• WHAT TO PRODUCE
Find the word "составляет" in the material below and gather every line that contains it.

Collection entries:
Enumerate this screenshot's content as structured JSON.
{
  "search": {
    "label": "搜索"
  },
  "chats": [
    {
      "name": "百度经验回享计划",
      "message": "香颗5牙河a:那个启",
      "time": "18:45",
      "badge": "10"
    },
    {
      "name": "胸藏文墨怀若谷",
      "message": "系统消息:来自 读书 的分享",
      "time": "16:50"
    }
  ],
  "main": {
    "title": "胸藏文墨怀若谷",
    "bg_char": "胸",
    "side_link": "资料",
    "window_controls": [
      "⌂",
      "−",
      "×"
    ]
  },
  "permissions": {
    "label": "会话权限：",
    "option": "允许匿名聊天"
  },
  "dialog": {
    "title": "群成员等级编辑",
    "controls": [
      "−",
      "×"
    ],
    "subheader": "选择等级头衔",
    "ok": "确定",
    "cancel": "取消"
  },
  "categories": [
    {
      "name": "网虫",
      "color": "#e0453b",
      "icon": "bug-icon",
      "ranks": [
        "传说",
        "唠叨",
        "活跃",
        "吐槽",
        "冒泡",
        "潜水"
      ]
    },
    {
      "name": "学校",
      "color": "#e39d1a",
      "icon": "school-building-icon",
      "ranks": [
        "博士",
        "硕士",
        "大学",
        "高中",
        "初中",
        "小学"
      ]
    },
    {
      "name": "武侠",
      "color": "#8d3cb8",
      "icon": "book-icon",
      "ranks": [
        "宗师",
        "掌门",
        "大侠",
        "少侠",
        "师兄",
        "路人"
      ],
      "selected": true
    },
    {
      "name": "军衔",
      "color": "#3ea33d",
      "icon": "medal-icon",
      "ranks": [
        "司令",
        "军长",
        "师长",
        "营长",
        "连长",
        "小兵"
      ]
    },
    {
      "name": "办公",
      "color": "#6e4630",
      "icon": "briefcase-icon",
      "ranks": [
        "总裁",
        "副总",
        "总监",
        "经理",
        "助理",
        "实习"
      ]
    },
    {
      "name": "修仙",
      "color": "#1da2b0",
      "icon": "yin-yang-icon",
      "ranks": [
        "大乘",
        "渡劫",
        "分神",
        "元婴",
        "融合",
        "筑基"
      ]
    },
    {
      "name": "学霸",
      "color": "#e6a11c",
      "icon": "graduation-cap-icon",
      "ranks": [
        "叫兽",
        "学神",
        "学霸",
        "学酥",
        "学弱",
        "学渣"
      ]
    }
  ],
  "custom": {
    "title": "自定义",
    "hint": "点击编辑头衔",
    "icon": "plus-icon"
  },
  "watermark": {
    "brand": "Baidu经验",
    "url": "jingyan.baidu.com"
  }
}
==
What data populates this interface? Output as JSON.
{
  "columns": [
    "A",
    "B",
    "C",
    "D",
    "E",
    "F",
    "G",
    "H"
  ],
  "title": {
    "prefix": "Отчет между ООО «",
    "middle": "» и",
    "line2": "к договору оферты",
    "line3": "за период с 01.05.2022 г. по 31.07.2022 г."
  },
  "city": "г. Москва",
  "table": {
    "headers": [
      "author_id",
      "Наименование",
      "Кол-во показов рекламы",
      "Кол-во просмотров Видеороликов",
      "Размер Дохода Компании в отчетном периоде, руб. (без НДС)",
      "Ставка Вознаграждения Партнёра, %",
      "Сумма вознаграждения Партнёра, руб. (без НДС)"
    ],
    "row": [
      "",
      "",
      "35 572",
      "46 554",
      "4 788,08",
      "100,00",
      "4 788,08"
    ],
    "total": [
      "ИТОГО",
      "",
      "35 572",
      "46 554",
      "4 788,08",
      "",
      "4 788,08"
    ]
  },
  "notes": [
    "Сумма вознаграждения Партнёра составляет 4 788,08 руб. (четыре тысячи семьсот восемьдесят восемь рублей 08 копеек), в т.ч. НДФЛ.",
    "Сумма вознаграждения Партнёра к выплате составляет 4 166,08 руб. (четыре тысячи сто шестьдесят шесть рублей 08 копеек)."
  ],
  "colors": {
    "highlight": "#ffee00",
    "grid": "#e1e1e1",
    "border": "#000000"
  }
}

• SOLUTION FOR THIS PROBLEM
    "Сумма вознаграждения Партнёра составляет 4 788,08 руб. (четыре тысячи семьсот восемьдесят восемь рублей 08 копеек), в т.ч. НДФЛ.",
    "Сумма вознаграждения Партнёра к выплате составляет 4 166,08 руб. (четыре тысячи сто шестьдесят шесть рублей 08 копеек)."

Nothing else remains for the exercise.